= Stated task =
Records follow. Pull out every line that contains "bottom".

Dataset excerpt:
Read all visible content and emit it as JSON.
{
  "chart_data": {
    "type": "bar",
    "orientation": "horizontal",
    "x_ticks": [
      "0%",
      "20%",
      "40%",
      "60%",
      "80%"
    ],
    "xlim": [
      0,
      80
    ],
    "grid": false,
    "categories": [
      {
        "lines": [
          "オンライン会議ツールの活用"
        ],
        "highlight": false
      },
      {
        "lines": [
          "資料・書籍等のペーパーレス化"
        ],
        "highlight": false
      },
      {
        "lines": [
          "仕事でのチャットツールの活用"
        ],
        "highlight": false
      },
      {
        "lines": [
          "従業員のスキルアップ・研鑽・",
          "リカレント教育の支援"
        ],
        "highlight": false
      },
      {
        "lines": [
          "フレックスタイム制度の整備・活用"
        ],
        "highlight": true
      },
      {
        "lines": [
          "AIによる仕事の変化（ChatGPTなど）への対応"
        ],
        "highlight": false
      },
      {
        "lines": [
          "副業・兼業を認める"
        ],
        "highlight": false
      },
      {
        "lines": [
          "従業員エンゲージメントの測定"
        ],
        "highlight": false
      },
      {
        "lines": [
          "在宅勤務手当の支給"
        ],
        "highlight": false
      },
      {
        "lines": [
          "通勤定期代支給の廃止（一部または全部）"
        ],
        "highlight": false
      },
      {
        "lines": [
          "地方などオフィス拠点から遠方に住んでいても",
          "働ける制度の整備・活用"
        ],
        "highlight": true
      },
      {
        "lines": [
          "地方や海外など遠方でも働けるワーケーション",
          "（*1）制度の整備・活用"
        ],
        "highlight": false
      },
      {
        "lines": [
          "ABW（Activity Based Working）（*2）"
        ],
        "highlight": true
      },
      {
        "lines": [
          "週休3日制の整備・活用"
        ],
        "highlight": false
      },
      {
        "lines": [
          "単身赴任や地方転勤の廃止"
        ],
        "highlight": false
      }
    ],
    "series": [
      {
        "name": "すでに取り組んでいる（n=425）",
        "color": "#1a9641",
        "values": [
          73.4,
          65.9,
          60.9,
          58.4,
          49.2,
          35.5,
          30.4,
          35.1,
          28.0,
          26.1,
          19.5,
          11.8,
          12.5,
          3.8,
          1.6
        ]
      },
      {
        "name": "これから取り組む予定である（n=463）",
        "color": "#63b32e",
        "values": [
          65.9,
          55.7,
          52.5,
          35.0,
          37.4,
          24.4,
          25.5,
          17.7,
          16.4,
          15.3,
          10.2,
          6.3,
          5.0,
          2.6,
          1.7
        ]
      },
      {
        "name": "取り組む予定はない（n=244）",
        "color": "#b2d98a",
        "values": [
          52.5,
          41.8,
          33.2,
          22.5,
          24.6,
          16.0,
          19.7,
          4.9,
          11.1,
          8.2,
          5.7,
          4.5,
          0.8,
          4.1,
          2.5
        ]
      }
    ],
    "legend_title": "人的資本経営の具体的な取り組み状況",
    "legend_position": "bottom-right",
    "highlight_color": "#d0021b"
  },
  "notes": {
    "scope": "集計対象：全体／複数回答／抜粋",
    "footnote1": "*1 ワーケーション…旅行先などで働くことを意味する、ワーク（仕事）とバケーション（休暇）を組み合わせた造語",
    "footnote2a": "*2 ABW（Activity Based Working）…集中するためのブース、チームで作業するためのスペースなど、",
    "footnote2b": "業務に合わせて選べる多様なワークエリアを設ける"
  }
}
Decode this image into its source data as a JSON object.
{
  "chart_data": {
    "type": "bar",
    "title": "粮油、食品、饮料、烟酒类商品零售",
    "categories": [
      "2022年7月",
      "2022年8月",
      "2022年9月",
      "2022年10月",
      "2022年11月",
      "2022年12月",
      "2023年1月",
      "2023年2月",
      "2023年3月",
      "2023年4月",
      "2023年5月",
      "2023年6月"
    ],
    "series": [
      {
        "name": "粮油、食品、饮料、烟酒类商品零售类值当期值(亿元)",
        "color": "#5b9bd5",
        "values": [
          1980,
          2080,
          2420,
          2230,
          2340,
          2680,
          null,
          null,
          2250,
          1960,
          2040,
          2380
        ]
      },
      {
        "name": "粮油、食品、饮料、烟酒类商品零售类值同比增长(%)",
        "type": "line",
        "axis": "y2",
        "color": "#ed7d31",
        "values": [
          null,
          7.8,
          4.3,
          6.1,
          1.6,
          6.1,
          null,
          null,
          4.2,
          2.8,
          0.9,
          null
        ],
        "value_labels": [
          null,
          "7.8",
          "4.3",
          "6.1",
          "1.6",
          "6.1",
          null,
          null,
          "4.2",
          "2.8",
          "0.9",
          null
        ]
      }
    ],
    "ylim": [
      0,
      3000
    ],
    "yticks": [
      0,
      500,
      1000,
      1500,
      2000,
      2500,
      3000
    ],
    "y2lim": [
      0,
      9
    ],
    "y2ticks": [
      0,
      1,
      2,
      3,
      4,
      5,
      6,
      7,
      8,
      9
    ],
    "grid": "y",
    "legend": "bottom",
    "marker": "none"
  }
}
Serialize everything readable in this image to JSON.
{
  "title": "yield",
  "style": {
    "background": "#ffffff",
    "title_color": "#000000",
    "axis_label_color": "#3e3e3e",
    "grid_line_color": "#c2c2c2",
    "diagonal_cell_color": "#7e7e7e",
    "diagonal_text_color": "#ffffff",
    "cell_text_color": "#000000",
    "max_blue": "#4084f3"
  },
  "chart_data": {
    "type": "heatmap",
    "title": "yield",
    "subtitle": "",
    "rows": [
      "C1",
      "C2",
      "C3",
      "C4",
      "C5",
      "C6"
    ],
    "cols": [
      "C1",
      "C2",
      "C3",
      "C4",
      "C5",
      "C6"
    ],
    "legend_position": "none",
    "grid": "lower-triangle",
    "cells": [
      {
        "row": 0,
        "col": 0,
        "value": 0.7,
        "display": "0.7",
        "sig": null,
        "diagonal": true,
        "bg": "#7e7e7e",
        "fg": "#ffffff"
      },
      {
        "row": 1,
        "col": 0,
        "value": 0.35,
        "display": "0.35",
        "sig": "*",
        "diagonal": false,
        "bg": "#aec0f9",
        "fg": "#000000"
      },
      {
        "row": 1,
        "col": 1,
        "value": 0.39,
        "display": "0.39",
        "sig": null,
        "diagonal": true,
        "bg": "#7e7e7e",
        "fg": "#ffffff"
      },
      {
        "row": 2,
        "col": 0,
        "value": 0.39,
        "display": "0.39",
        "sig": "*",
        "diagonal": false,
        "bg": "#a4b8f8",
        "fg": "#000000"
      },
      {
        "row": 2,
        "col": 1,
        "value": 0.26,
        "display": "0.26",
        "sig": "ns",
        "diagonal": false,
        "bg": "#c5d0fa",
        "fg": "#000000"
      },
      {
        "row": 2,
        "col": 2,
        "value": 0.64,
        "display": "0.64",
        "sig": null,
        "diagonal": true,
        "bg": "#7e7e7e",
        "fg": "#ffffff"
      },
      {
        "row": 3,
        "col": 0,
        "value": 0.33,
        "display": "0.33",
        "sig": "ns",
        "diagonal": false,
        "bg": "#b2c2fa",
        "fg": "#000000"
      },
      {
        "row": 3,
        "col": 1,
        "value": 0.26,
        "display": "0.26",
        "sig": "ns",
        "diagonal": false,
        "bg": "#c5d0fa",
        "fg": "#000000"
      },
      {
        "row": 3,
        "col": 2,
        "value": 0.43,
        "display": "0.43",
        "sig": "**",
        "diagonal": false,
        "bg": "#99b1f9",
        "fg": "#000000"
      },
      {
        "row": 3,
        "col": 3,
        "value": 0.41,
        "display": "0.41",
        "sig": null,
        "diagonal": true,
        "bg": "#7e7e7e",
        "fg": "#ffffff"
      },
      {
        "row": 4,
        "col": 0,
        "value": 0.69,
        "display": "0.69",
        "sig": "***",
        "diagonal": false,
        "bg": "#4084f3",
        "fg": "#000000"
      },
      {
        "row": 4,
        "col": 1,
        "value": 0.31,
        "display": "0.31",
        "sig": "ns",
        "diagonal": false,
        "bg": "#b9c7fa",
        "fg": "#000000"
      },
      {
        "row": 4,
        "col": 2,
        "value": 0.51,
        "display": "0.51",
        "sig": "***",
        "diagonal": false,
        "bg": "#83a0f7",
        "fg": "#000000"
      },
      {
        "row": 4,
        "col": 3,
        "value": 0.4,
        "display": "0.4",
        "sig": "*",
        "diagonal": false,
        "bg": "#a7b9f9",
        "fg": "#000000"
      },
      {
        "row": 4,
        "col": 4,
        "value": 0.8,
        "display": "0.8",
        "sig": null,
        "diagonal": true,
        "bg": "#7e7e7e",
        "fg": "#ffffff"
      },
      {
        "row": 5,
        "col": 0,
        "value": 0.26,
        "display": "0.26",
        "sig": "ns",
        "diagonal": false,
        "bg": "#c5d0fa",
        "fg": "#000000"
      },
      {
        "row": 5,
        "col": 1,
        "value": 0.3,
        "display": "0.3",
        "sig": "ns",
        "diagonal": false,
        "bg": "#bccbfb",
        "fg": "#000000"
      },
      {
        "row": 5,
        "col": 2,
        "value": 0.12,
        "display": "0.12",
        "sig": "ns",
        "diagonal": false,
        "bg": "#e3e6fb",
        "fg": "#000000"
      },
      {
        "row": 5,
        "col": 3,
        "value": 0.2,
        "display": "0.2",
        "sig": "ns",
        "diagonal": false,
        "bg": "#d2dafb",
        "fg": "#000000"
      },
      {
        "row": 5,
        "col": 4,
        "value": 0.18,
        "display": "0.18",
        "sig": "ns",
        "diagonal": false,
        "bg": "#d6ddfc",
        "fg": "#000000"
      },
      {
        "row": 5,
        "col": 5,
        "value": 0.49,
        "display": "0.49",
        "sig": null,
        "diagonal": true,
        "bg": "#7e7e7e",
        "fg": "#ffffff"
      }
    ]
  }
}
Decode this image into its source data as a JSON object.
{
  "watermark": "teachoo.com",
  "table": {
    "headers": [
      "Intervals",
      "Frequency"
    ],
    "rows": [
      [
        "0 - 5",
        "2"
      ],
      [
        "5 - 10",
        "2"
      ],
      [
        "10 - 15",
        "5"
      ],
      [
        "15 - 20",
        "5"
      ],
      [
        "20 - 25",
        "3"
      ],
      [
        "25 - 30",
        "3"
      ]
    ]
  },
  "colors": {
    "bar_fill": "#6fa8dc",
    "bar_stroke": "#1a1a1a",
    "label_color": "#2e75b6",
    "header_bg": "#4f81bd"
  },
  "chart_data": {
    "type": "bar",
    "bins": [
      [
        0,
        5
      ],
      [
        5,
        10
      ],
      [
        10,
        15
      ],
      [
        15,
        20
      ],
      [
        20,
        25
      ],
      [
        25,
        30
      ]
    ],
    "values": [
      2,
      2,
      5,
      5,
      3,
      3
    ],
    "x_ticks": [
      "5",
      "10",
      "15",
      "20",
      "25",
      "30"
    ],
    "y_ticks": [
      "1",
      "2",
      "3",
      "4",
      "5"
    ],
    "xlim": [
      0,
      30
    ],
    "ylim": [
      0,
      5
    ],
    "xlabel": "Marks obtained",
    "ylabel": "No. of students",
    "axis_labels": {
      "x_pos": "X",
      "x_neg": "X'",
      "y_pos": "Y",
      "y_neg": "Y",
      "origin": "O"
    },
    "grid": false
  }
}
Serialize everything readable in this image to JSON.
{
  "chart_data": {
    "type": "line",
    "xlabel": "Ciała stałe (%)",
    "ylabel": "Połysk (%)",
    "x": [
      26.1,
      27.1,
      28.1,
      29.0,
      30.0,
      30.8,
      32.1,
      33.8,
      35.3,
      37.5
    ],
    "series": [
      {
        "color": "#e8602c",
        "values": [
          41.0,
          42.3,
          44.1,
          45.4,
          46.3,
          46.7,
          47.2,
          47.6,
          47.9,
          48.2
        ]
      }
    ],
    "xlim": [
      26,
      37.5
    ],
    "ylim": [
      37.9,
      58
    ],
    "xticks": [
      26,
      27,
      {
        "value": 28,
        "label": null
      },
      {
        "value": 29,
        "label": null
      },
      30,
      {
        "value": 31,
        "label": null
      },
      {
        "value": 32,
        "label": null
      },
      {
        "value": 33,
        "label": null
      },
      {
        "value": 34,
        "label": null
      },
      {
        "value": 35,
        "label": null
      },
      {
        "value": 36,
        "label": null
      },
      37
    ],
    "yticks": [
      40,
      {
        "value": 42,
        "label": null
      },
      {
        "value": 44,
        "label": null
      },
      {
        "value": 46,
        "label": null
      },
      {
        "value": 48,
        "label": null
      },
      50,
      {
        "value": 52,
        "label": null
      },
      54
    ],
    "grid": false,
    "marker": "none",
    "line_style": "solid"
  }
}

= Reply =
    "legend_position": "bottom-right",
    "legend": "bottom",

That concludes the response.